In the copy, include every entry exactly but none of the images.

***** Stored records *****

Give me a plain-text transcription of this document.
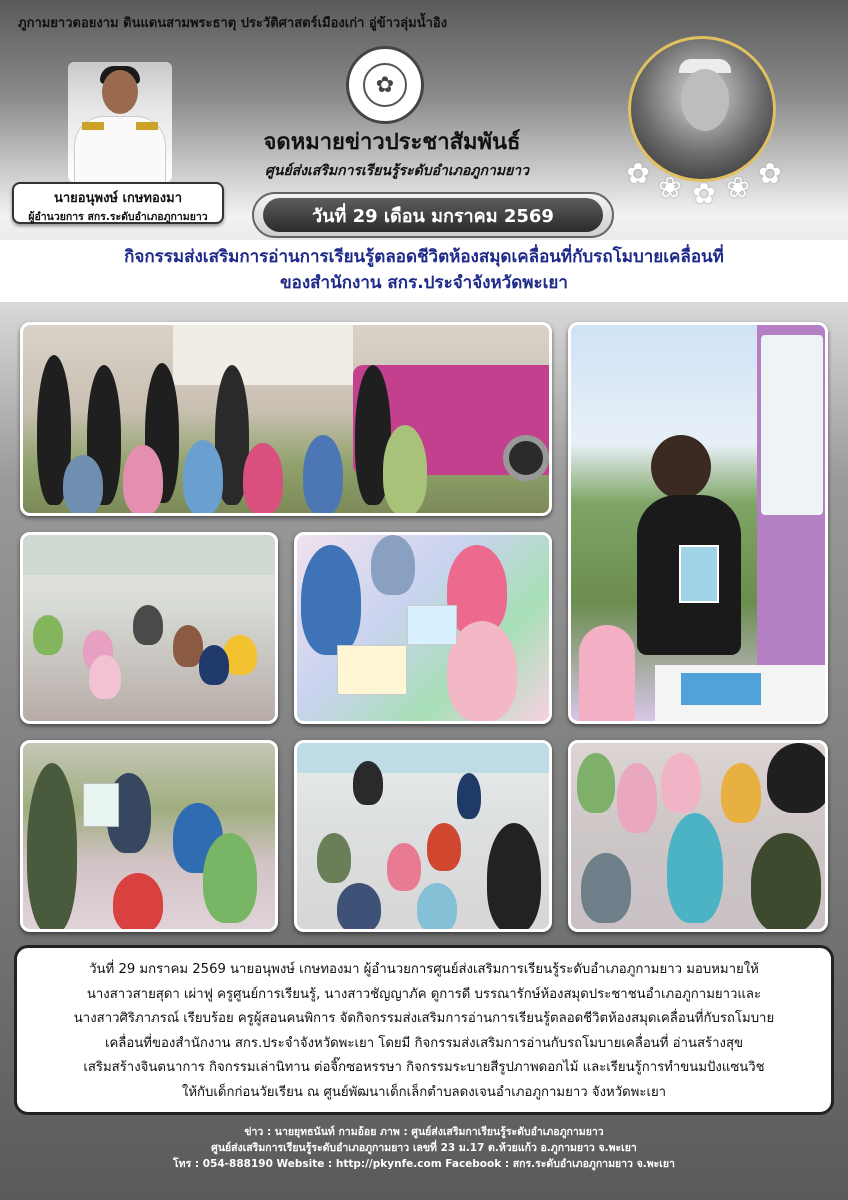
ภูกามยาวดอยงาม ดินแดนสามพระธาตุ ประวัติศาสตร์เมืองเก่า อู่ข้าวลุ่มน้ำอิง
นายอนุพงษ์ เกษทองมา
ผู้อำนวยการ สกร.ระดับอำเภอภูกามยาว
✿
จดหมายข่าวประชาสัมพันธ์
ศูนย์ส่งเสริมการเรียนรู้ระดับอำเภอภูกามยาว
วันที่ 29 เดือน มกราคม 2569
✿ ❀ ✿ ❀ ✿
กิจกรรมส่งเสริมการอ่านการเรียนรู้ตลอดชีวิตห้องสมุดเคลื่อนที่กับรถโมบายเคลื่อนที่
ของสำนักงาน สกร.ประจำจังหวัดพะเยา

วันที่ 29 มกราคม 2569 นายอนุพงษ์ เกษทองมา ผู้อำนวยการศูนย์ส่งเสริมการเรียนรู้ระดับอำเภอภูกามยาว มอบหมายให้

นางสาวสายสุดา เผ่าฟู ครูศูนย์การเรียนรู้, นางสาวชัญญาภัค ดูการดี บรรณารักษ์ห้องสมุดประชาชนอำเภอภูกามยาวและ

นางสาวศิริภาภรณ์ เรียบร้อย ครูผู้สอนคนพิการ จัดกิจกรรมส่งเสริมการอ่านการเรียนรู้ตลอดชีวิตห้องสมุดเคลื่อนที่กับรถโมบาย

เคลื่อนที่ของสำนักงาน สกร.ประจำจังหวัดพะเยา โดยมี กิจกรรมส่งเสริมการอ่านกับรถโมบายเคลื่อนที่ อ่านสร้างสุข

เสริมสร้างจินตนาการ กิจกรรมเล่านิทาน ต่อจิ๊กซอหรรษา กิจกรรมระบายสีรูปภาพดอกไม้ และเรียนรู้การทำขนมปังแซนวิช

ให้กับเด็กก่อนวัยเรียน ณ ศูนย์พัฒนาเด็กเล็กตำบลดงเจนอำเภอภูกามยาว จังหวัดพะเยา

ข่าว : นายยุทธนันท์ กามอ้อย ภาพ : ศูนย์ส่งเสริมกาเรียนรู้ระดับอำเภอภูกามยาว
ศูนย์ส่งเสริมการเรียนรู้ระดับอำเภอภูกามยาว เลขที่ 23 ม.17 ต.ห้วยแก้ว อ.ภูกามยาว จ.พะเยา
โทร : 054-888190 Website : http://pkynfe.com Facebook : สกร.ระดับอำเภอภูกามยาว จ.พะเยา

*****

Written answer =
Give me a plain-text transcription of this document.
ภูกามยาวดอยงาม ดินแดนสามพระธาตุ ประวัติศาสตร์เมืองเก่า อู่ข้าวลุ่มน้ำอิง
นายอนุพงษ์ เกษทองมา
ผู้อำนวยการ สกร.ระดับอำเภอภูกามยาว
✿
จดหมายข่าวประชาสัมพันธ์
ศูนย์ส่งเสริมการเรียนรู้ระดับอำเภอภูกามยาว
วันที่ 29 เดือน มกราคม 2569
✿ ❀ ✿ ❀ ✿
กิจกรรมส่งเสริมการอ่านการเรียนรู้ตลอดชีวิตห้องสมุดเคลื่อนที่กับรถโมบายเคลื่อนที่
ของสำนักงาน สกร.ประจำจังหวัดพะเยา

วันที่ 29 มกราคม 2569 นายอนุพงษ์ เกษทองมา ผู้อำนวยการศูนย์ส่งเสริมการเรียนรู้ระดับอำเภอภูกามยาว มอบหมายให้

นางสาวสายสุดา เผ่าฟู ครูศูนย์การเรียนรู้, นางสาวชัญญาภัค ดูการดี บรรณารักษ์ห้องสมุดประชาชนอำเภอภูกามยาวและ

นางสาวศิริภาภรณ์ เรียบร้อย ครูผู้สอนคนพิการ จัดกิจกรรมส่งเสริมการอ่านการเรียนรู้ตลอดชีวิตห้องสมุดเคลื่อนที่กับรถโมบาย

เคลื่อนที่ของสำนักงาน สกร.ประจำจังหวัดพะเยา โดยมี กิจกรรมส่งเสริมการอ่านกับรถโมบายเคลื่อนที่ อ่านสร้างสุข

เสริมสร้างจินตนาการ กิจกรรมเล่านิทาน ต่อจิ๊กซอหรรษา กิจกรรมระบายสีรูปภาพดอกไม้ และเรียนรู้การทำขนมปังแซนวิช

ให้กับเด็กก่อนวัยเรียน ณ ศูนย์พัฒนาเด็กเล็กตำบลดงเจนอำเภอภูกามยาว จังหวัดพะเยา

ข่าว : นายยุทธนันท์ กามอ้อย ภาพ : ศูนย์ส่งเสริมกาเรียนรู้ระดับอำเภอภูกามยาว
ศูนย์ส่งเสริมการเรียนรู้ระดับอำเภอภูกามยาว เลขที่ 23 ม.17 ต.ห้วยแก้ว อ.ภูกามยาว จ.พะเยา
โทร : 054-888190 Website : http://pkynfe.com Facebook : สกร.ระดับอำเภอภูกามยาว จ.พะเยา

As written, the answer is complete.